EXTRACT:
According the information given by the farmer who provided the seed, 60% of all the seed sharings were on the basis of ‘being asked for seed’ and in 40% of the cases the seed was ‘offered’ (Table 7). There were significant differences between countries (p < 0.001): in Kenya and Zimbabwe ‘being asked for seed’ was more pronounced (72% and 74%, respectively), while in Ghana and Malawi, seed was more often ‘offered’ than ‘being asked for’ (76% and 59%, respectively). This concurs with information from women farmers in the Zimbabwe study who said that giving seed without the person asking for it is not a normal practice. Some women farmers in Ghana mentioned this as well, but our data did not confirm this. Although there was no significant difference, totalled over the four countries, in each of the four generations, a larger percentage of women had been asked for the seed, while men gave seed as often they were being asked. The first-generation farmers were encouraged by N2Africa researchers to share seed with others, but this did not express itself in higher percentages of ‘giving’ (rather than waiting to being asked for) than in other generations: the proportion of seed that was offered increased significantly with generation (p < 0.01).
Table 7.
The sharings by women and men on the basis of ‘offering’ and ‘asked for’ in the different generations of farmers (% per category, weighted averages).

DATA ENTRIES:
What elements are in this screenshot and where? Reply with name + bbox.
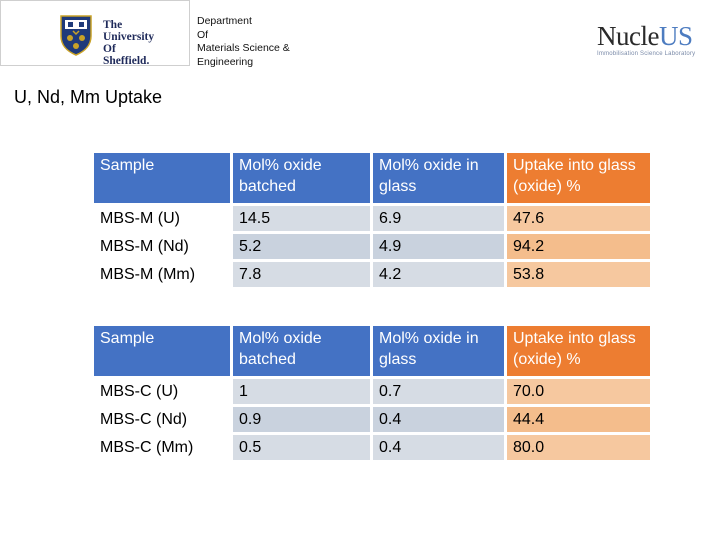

---

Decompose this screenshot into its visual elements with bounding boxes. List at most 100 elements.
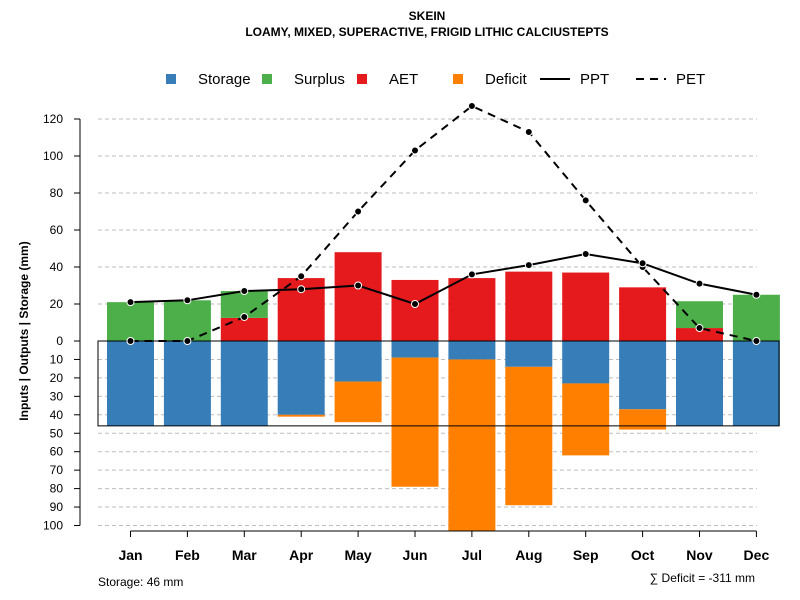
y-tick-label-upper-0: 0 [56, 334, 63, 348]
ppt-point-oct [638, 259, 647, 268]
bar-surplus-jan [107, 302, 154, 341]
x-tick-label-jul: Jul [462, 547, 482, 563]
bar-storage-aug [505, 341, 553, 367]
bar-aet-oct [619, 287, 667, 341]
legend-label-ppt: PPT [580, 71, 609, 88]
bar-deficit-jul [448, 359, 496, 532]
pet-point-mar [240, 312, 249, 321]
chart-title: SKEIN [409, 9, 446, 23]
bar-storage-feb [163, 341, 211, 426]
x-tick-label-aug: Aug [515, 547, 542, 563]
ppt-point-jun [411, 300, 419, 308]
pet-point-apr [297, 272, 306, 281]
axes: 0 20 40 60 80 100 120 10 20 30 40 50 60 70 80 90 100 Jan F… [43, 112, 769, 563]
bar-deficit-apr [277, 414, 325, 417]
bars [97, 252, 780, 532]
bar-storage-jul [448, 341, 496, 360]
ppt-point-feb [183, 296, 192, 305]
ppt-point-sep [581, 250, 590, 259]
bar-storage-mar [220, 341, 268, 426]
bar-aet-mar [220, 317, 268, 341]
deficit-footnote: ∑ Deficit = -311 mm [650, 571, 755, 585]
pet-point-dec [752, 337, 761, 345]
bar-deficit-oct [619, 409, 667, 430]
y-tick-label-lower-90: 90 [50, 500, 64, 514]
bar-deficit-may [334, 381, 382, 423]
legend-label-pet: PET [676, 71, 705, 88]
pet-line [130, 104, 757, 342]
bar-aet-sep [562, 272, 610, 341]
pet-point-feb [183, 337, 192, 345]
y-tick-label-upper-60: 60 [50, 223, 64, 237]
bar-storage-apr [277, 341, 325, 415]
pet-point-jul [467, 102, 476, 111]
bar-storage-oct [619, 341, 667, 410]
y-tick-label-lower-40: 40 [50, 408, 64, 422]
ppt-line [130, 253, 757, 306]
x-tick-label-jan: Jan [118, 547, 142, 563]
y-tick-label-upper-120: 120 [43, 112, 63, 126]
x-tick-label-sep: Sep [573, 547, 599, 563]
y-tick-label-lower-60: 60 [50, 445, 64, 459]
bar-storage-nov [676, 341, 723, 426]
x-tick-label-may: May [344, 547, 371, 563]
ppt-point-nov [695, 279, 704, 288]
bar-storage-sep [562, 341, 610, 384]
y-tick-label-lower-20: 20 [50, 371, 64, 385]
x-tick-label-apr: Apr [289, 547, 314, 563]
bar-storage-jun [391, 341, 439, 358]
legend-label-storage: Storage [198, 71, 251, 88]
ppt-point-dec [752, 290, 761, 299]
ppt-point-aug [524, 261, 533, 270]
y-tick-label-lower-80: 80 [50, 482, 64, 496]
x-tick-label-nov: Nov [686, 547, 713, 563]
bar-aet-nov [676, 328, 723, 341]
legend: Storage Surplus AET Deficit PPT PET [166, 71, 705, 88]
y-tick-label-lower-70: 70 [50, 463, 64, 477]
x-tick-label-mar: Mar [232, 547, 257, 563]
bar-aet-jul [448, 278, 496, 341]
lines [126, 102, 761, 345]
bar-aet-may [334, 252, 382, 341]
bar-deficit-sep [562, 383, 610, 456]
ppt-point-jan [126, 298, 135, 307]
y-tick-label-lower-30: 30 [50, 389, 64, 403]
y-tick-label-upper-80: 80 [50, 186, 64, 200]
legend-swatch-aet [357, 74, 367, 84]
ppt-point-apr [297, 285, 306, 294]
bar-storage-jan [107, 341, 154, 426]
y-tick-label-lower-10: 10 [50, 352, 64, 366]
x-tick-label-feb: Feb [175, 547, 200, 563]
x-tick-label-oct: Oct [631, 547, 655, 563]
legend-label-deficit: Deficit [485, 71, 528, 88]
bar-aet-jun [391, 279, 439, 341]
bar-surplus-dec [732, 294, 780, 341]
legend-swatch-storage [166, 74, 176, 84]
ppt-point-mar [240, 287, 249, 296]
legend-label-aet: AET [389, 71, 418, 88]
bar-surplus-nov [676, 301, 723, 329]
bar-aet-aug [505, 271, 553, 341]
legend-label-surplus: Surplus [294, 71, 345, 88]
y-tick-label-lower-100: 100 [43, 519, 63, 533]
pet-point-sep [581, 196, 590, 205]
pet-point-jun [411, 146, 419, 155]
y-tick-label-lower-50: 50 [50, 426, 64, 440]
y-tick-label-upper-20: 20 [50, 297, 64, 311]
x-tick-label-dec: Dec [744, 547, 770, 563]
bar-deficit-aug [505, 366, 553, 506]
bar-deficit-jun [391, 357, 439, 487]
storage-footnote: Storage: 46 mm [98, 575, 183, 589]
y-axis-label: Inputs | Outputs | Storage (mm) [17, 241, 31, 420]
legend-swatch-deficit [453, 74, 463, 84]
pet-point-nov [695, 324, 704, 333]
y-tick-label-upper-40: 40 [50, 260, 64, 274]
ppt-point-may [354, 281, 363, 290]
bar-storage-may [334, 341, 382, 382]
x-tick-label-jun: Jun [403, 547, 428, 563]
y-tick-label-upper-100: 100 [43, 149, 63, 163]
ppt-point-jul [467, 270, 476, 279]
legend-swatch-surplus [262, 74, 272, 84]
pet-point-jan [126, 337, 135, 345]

GIVEN INSTRUCTION 1:
Answer these questions about the seed-sharing passage.
(a) According to the farmers who provided the seed, what percentage of all seed sharings happened on the basis of being asked for seed?
(b) In which two countries was seed more often offered than asked for?
(c) Who encouraged the first-generation farmers to share seed with others?
GIVEN INSTRUCTION 2: Carry the seed-sharing passage forward from the point where it stops.

WRITTEN REPLY 1:
(a) 60%
(b) Ghana and Malawi
(c) N2Africa researchers

WRITTEN REPLY 2:
Women who passed on seed | Men who passed on seed | Total (N = 371) | ||||
---|---|---|---|---|---|---|
Generation | Gave (n = 70) | Were asked (n = 138) | Gave (n = 79) | Were asked (n = 84) | Gave (n = 149) |
Were asked (n = 222) |
First | 31 | 69 | 48 | 52 | 38 | 72 |
Second | 30 | 70 | 48 | 52 | 41 | 59 |
Third | 67 | 33 | 50 | 50 | 62 | 38 |
Fourth | ||||||
Total | 34 | 66 | 49 | 51 | 40 | 60 |
The transactional characteristics of the seed sharing
To further explore the character of the seed sharings, we differentiated between gift, exchange and cash payment. Of the total number of seed sharings (n = 406), it was not possible to identify the character of 22 transactions in Ghana (Table 8). Of the remaining cases, the large majority of all the transactions were described by the seed providing farmer as ‘gifts’ (p < 0.001). There were no significant differences due to gender or country in the proportion of gifts versus other transaction types. In Kenya, 14% of the seed sharings were in exchange for cash. In Malawi, the implementing N2Africa agencies used a ‘loan-based’ transaction: the receiving farmers were asked to return the same or twice the amount of seed provided. This is apparently a common practice in the sharing of seeds in central Malawi. In 24% of the seed sharings in Malawi farmers used this transaction form; all were transactions between first- and second-generation farmers. Exchange and paying with labour was only reported for six cases (three in Malawi and three in Zimbabwe). There were 14 cases (4%) reported as ‘other transactions’. Of all sharings of seed by women, 81% were reported as gifts, whereas only 70% of men shared as a gift. Both female and male farmers shared seeds with cash payment (i.e. were ‘sold’) in only 5% of the cases. Because of the variation between countries and sites for the small number of non-gift sharings, it is difficult to see a pattern. All the sharing by the three groups in Kenya (n = 32) was in the form of gifts.
Table 8.
The transactional characteristics of seed sharing by country and gender (%).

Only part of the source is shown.